* **Exercise details**: Quote the data below in full, minus the images.

= = =

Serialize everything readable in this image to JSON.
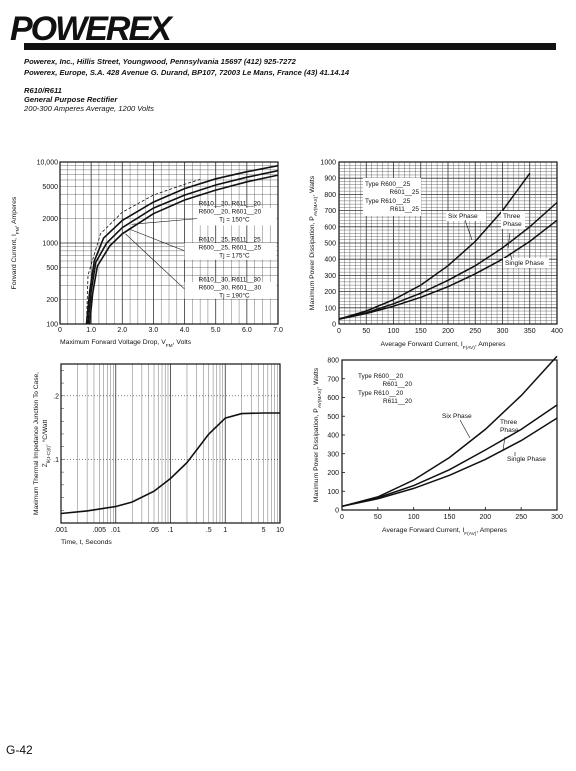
{
  "brand": "POWEREX",
  "header": {
    "line1": "Powerex, Inc., Hillis Street, Youngwood, Pennsylvania 15697 (412) 925-7272",
    "line2": "Powerex, Europe, S.A. 428 Avenue G. Durand, BP107, 72003 Le Mans, France (43) 41.14.14",
    "part": "R610/R611",
    "desc": "General Purpose Rectifier",
    "rating": "200-300 Amperes Average, 1200 Volts"
  },
  "page_number": "G-42",
  "chart_data": [
    {
      "type": "line",
      "xlabel": "Maximum Forward Voltage Drop, V",
      "xlabel_sub": "FM",
      "xlabel_suffix": ", Volts",
      "ylabel": "Forward Current, I",
      "ylabel_sub": "FM",
      "ylabel_suffix": ", Amperes",
      "xlim": [
        0,
        7
      ],
      "ylim": [
        100,
        10000
      ],
      "yscale": "log",
      "x_ticks": [
        "0",
        "1.0",
        "2.0",
        "3.0",
        "4.0",
        "5.0",
        "6.0",
        "7.0"
      ],
      "y_ticks": [
        "100",
        "200",
        "500",
        "1000",
        "2000",
        "5000",
        "10,000"
      ],
      "grid": true,
      "series": [
        {
          "x": [
            0.85,
            0.95,
            1.1,
            1.4,
            2.0,
            3.0,
            4.0,
            5.0,
            6.0,
            7.0
          ],
          "y": [
            100,
            250,
            600,
            1150,
            1900,
            3200,
            4700,
            6200,
            7600,
            9000
          ]
        },
        {
          "x": [
            0.9,
            1.0,
            1.15,
            1.5,
            2.0,
            3.0,
            4.0,
            5.0,
            6.0,
            7.0
          ],
          "y": [
            100,
            250,
            580,
            1000,
            1550,
            2700,
            3900,
            5200,
            6500,
            7800
          ]
        },
        {
          "x": [
            0.95,
            1.05,
            1.2,
            1.6,
            2.0,
            3.0,
            4.0,
            5.0,
            6.0,
            7.0
          ],
          "y": [
            100,
            240,
            520,
            920,
            1300,
            2300,
            3400,
            4500,
            5700,
            6900
          ]
        }
      ],
      "annotations": [
        {
          "lines": [
            "R610__20, R611__20",
            "R600__20, R601__20",
            "Tj = 150°C"
          ]
        },
        {
          "lines": [
            "R610__25, R611__25",
            "R600__25, R601__25",
            "Tj = 175°C"
          ]
        },
        {
          "lines": [
            "R610__30, R611__30",
            "R600__30, R601__30",
            "Tj = 190°C"
          ]
        }
      ]
    },
    {
      "type": "line",
      "xlabel": "Average Forward Current, I",
      "xlabel_sub": "F(AV)",
      "xlabel_suffix": ", Amperes",
      "ylabel": "Maximum Power Dissipation, P",
      "ylabel_sub": "AV(MAX)",
      "ylabel_suffix": ", Watts",
      "xlim": [
        0,
        400
      ],
      "ylim": [
        0,
        1000
      ],
      "x_ticks": [
        "0",
        "50",
        "100",
        "150",
        "200",
        "250",
        "300",
        "350",
        "400"
      ],
      "y_ticks": [
        "0",
        "100",
        "200",
        "300",
        "400",
        "500",
        "600",
        "700",
        "800",
        "900",
        "1000"
      ],
      "grid": true,
      "legend": [
        "Type R600__25",
        "R601__25",
        "Type R610__25",
        "R611__25"
      ],
      "series": [
        {
          "name": "Six Phase",
          "x": [
            0,
            50,
            100,
            150,
            200,
            250,
            300,
            350
          ],
          "y": [
            30,
            80,
            150,
            240,
            360,
            510,
            700,
            930
          ]
        },
        {
          "name": "Three Phase",
          "x": [
            0,
            50,
            100,
            150,
            200,
            250,
            300,
            350,
            400
          ],
          "y": [
            30,
            70,
            125,
            190,
            270,
            360,
            470,
            600,
            750
          ]
        },
        {
          "name": "Single Phase",
          "x": [
            0,
            50,
            100,
            150,
            200,
            250,
            300,
            350,
            400
          ],
          "y": [
            30,
            65,
            110,
            165,
            230,
            310,
            400,
            510,
            640
          ]
        }
      ]
    },
    {
      "type": "line",
      "xlabel": "Time, t, Seconds",
      "ylabel": "Maximum Thermal Impedance Junction To Case,",
      "ylabel2": "Z",
      "ylabel2_sub": "θ(J-C)(t)",
      "ylabel2_suffix": ", °C/Watt",
      "xlim": [
        0.001,
        10
      ],
      "ylim": [
        0,
        0.25
      ],
      "xscale": "log",
      "x_ticks": [
        ".001",
        ".005",
        ".01",
        ".05",
        ".1",
        ".5",
        "1",
        "5",
        "10"
      ],
      "y_ticks": [
        ".1",
        ".2"
      ],
      "grid": true,
      "series": [
        {
          "x": [
            0.001,
            0.003,
            0.01,
            0.02,
            0.05,
            0.1,
            0.2,
            0.5,
            1,
            2,
            5,
            10
          ],
          "y": [
            0.015,
            0.019,
            0.026,
            0.033,
            0.05,
            0.07,
            0.095,
            0.14,
            0.165,
            0.172,
            0.173,
            0.173
          ]
        }
      ]
    },
    {
      "type": "line",
      "xlabel": "Average Forward Current, I",
      "xlabel_sub": "F(AV)",
      "xlabel_suffix": ", Amperes",
      "ylabel": "Maximum Power Dissipation, P",
      "ylabel_sub": "AV(MAX)",
      "ylabel_suffix": ", Watts",
      "xlim": [
        0,
        300
      ],
      "ylim": [
        0,
        800
      ],
      "x_ticks": [
        "0",
        "50",
        "100",
        "150",
        "200",
        "250",
        "300"
      ],
      "y_ticks": [
        "0",
        "100",
        "200",
        "300",
        "400",
        "500",
        "600",
        "700",
        "800"
      ],
      "grid": false,
      "legend": [
        "Type R600__20",
        "R601__20",
        "Type R610__20",
        "R611__20"
      ],
      "series": [
        {
          "name": "Six Phase",
          "x": [
            0,
            50,
            100,
            150,
            200,
            250,
            300
          ],
          "y": [
            20,
            70,
            160,
            280,
            430,
            610,
            820
          ]
        },
        {
          "name": "Three Phase",
          "x": [
            0,
            50,
            100,
            150,
            200,
            250,
            300
          ],
          "y": [
            20,
            65,
            130,
            215,
            320,
            430,
            560
          ]
        },
        {
          "name": "Single Phase",
          "x": [
            0,
            50,
            100,
            150,
            200,
            250,
            300
          ],
          "y": [
            20,
            60,
            115,
            185,
            270,
            370,
            490
          ]
        }
      ]
    }
  ]
}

= = =

* **Exercise response**:
Serialize everything readable in this image to JSON.
{
  "brand": "POWEREX",
  "header": {
    "line1": "Powerex, Inc., Hillis Street, Youngwood, Pennsylvania 15697 (412) 925-7272",
    "line2": "Powerex, Europe, S.A. 428 Avenue G. Durand, BP107, 72003 Le Mans, France (43) 41.14.14",
    "part": "R610/R611",
    "desc": "General Purpose Rectifier",
    "rating": "200-300 Amperes Average, 1200 Volts"
  },
  "page_number": "G-42",
  "chart_data": [
    {
      "type": "line",
      "xlabel": "Maximum Forward Voltage Drop, V",
      "xlabel_sub": "FM",
      "xlabel_suffix": ", Volts",
      "ylabel": "Forward Current, I",
      "ylabel_sub": "FM",
      "ylabel_suffix": ", Amperes",
      "xlim": [
        0,
        7
      ],
      "ylim": [
        100,
        10000
      ],
      "yscale": "log",
      "x_ticks": [
        "0",
        "1.0",
        "2.0",
        "3.0",
        "4.0",
        "5.0",
        "6.0",
        "7.0"
      ],
      "y_ticks": [
        "100",
        "200",
        "500",
        "1000",
        "2000",
        "5000",
        "10,000"
      ],
      "grid": true,
      "series": [
        {
          "x": [
            0.85,
            0.95,
            1.1,
            1.4,
            2.0,
            3.0,
            4.0,
            5.0,
            6.0,
            7.0
          ],
          "y": [
            100,
            250,
            600,
            1150,
            1900,
            3200,
            4700,
            6200,
            7600,
            9000
          ]
        },
        {
          "x": [
            0.9,
            1.0,
            1.15,
            1.5,
            2.0,
            3.0,
            4.0,
            5.0,
            6.0,
            7.0
          ],
          "y": [
            100,
            250,
            580,
            1000,
            1550,
            2700,
            3900,
            5200,
            6500,
            7800
          ]
        },
        {
          "x": [
            0.95,
            1.05,
            1.2,
            1.6,
            2.0,
            3.0,
            4.0,
            5.0,
            6.0,
            7.0
          ],
          "y": [
            100,
            240,
            520,
            920,
            1300,
            2300,
            3400,
            4500,
            5700,
            6900
          ]
        }
      ],
      "annotations": [
        {
          "lines": [
            "R610__20, R611__20",
            "R600__20, R601__20",
            "Tj = 150°C"
          ]
        },
        {
          "lines": [
            "R610__25, R611__25",
            "R600__25, R601__25",
            "Tj = 175°C"
          ]
        },
        {
          "lines": [
            "R610__30, R611__30",
            "R600__30, R601__30",
            "Tj = 190°C"
          ]
        }
      ]
    },
    {
      "type": "line",
      "xlabel": "Average Forward Current, I",
      "xlabel_sub": "F(AV)",
      "xlabel_suffix": ", Amperes",
      "ylabel": "Maximum Power Dissipation, P",
      "ylabel_sub": "AV(MAX)",
      "ylabel_suffix": ", Watts",
      "xlim": [
        0,
        400
      ],
      "ylim": [
        0,
        1000
      ],
      "x_ticks": [
        "0",
        "50",
        "100",
        "150",
        "200",
        "250",
        "300",
        "350",
        "400"
      ],
      "y_ticks": [
        "0",
        "100",
        "200",
        "300",
        "400",
        "500",
        "600",
        "700",
        "800",
        "900",
        "1000"
      ],
      "grid": true,
      "legend": [
        "Type R600__25",
        "R601__25",
        "Type R610__25",
        "R611__25"
      ],
      "series": [
        {
          "name": "Six Phase",
          "x": [
            0,
            50,
            100,
            150,
            200,
            250,
            300,
            350
          ],
          "y": [
            30,
            80,
            150,
            240,
            360,
            510,
            700,
            930
          ]
        },
        {
          "name": "Three Phase",
          "x": [
            0,
            50,
            100,
            150,
            200,
            250,
            300,
            350,
            400
          ],
          "y": [
            30,
            70,
            125,
            190,
            270,
            360,
            470,
            600,
            750
          ]
        },
        {
          "name": "Single Phase",
          "x": [
            0,
            50,
            100,
            150,
            200,
            250,
            300,
            350,
            400
          ],
          "y": [
            30,
            65,
            110,
            165,
            230,
            310,
            400,
            510,
            640
          ]
        }
      ]
    },
    {
      "type": "line",
      "xlabel": "Time, t, Seconds",
      "ylabel": "Maximum Thermal Impedance Junction To Case,",
      "ylabel2": "Z",
      "ylabel2_sub": "θ(J-C)(t)",
      "ylabel2_suffix": ", °C/Watt",
      "xlim": [
        0.001,
        10
      ],
      "ylim": [
        0,
        0.25
      ],
      "xscale": "log",
      "x_ticks": [
        ".001",
        ".005",
        ".01",
        ".05",
        ".1",
        ".5",
        "1",
        "5",
        "10"
      ],
      "y_ticks": [
        ".1",
        ".2"
      ],
      "grid": true,
      "series": [
        {
          "x": [
            0.001,
            0.003,
            0.01,
            0.02,
            0.05,
            0.1,
            0.2,
            0.5,
            1,
            2,
            5,
            10
          ],
          "y": [
            0.015,
            0.019,
            0.026,
            0.033,
            0.05,
            0.07,
            0.095,
            0.14,
            0.165,
            0.172,
            0.173,
            0.173
          ]
        }
      ]
    },
    {
      "type": "line",
      "xlabel": "Average Forward Current, I",
      "xlabel_sub": "F(AV)",
      "xlabel_suffix": ", Amperes",
      "ylabel": "Maximum Power Dissipation, P",
      "ylabel_sub": "AV(MAX)",
      "ylabel_suffix": ", Watts",
      "xlim": [
        0,
        300
      ],
      "ylim": [
        0,
        800
      ],
      "x_ticks": [
        "0",
        "50",
        "100",
        "150",
        "200",
        "250",
        "300"
      ],
      "y_ticks": [
        "0",
        "100",
        "200",
        "300",
        "400",
        "500",
        "600",
        "700",
        "800"
      ],
      "grid": false,
      "legend": [
        "Type R600__20",
        "R601__20",
        "Type R610__20",
        "R611__20"
      ],
      "series": [
        {
          "name": "Six Phase",
          "x": [
            0,
            50,
            100,
            150,
            200,
            250,
            300
          ],
          "y": [
            20,
            70,
            160,
            280,
            430,
            610,
            820
          ]
        },
        {
          "name": "Three Phase",
          "x": [
            0,
            50,
            100,
            150,
            200,
            250,
            300
          ],
          "y": [
            20,
            65,
            130,
            215,
            320,
            430,
            560
          ]
        },
        {
          "name": "Single Phase",
          "x": [
            0,
            50,
            100,
            150,
            200,
            250,
            300
          ],
          "y": [
            20,
            60,
            115,
            185,
            270,
            370,
            490
          ]
        }
      ]
    }
  ]
}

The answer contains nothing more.